* REQUIRED WORK *
Can you reproduce word for word everything from the first of the lines below down to the line containing "category-label: Asystentka stomatologczina", both ends included?

[Records of layout regions]
###
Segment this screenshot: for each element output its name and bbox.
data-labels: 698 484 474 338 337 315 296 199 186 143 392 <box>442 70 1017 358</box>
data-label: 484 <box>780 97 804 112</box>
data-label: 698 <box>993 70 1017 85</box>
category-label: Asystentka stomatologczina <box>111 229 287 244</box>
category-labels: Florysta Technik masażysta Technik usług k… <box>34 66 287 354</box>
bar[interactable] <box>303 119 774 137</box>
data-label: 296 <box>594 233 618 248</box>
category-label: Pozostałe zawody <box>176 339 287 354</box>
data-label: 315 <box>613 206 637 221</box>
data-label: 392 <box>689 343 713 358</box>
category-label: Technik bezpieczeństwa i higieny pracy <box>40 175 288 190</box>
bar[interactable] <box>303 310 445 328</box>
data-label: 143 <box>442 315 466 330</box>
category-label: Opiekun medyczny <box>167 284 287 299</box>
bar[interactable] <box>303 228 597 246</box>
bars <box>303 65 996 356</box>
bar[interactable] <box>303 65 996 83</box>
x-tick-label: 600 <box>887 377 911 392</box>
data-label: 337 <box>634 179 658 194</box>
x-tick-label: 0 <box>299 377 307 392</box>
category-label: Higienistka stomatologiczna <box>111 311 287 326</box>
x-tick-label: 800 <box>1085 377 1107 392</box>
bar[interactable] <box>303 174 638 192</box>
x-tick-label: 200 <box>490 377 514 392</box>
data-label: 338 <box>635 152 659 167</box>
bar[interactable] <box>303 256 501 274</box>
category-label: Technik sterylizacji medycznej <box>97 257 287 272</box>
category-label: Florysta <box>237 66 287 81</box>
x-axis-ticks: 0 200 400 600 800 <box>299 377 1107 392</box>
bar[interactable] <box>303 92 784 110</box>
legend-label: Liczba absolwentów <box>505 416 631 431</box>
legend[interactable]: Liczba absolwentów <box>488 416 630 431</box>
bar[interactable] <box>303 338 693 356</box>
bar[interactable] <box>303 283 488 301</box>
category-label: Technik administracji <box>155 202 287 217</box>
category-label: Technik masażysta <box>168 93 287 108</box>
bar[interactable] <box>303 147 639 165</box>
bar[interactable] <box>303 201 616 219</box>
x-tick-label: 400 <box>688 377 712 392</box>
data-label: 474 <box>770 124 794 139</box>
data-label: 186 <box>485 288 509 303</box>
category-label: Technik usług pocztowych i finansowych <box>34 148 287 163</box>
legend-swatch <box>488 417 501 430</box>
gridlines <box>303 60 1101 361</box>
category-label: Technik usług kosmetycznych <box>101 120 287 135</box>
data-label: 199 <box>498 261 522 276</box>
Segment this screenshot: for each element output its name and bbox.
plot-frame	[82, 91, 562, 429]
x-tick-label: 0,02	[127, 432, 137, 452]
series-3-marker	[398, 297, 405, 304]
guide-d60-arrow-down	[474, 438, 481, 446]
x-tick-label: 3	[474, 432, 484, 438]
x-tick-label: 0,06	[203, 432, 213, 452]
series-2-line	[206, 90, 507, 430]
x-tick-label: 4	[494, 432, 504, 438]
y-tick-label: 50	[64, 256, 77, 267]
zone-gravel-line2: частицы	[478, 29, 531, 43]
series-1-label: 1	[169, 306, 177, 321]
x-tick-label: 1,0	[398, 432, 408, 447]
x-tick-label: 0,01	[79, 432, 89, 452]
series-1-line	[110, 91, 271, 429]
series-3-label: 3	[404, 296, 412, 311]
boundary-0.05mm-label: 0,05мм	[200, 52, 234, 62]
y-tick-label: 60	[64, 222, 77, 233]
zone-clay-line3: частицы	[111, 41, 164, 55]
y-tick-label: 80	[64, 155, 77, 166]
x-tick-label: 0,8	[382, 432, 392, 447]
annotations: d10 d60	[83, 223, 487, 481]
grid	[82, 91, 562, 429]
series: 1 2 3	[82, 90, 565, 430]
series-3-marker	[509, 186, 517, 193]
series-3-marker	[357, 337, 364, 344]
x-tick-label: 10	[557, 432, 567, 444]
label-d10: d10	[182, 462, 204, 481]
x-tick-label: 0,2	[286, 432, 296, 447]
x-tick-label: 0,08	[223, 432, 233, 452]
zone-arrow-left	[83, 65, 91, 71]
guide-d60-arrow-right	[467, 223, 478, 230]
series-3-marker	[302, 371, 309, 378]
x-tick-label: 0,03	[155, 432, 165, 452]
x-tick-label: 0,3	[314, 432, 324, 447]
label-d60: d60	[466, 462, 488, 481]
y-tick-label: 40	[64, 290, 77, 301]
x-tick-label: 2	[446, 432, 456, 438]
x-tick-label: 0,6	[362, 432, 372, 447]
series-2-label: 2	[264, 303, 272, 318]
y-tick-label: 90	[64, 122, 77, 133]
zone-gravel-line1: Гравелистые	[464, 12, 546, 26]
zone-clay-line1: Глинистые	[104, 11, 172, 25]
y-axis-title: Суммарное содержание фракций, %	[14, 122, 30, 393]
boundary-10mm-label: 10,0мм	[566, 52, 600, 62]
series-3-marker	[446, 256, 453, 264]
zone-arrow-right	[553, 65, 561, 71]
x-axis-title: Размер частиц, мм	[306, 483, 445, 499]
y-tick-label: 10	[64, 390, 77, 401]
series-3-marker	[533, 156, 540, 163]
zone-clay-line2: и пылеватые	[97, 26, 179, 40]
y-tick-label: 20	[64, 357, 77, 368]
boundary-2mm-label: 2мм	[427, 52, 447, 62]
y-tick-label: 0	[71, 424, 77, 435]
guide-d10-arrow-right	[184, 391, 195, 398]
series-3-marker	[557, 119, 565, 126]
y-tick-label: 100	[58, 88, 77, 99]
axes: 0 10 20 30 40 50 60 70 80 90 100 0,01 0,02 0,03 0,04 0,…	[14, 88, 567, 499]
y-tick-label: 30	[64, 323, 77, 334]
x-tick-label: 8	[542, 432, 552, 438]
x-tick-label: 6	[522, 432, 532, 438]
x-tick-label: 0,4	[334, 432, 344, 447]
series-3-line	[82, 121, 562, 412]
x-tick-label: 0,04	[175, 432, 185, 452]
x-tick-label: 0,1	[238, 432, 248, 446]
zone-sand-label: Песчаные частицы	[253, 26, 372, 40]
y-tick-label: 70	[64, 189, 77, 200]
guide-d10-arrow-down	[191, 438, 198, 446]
###
* REPLY TO THE TASK *
Segment this screenshot: for each element output its name and bbox.
data-labels: 698 484 474 338 337 315 296 199 186 143 392 <box>442 70 1017 358</box>
data-label: 484 <box>780 97 804 112</box>
data-label: 698 <box>993 70 1017 85</box>
category-label: Asystentka stomatologczina <box>111 229 287 244</box>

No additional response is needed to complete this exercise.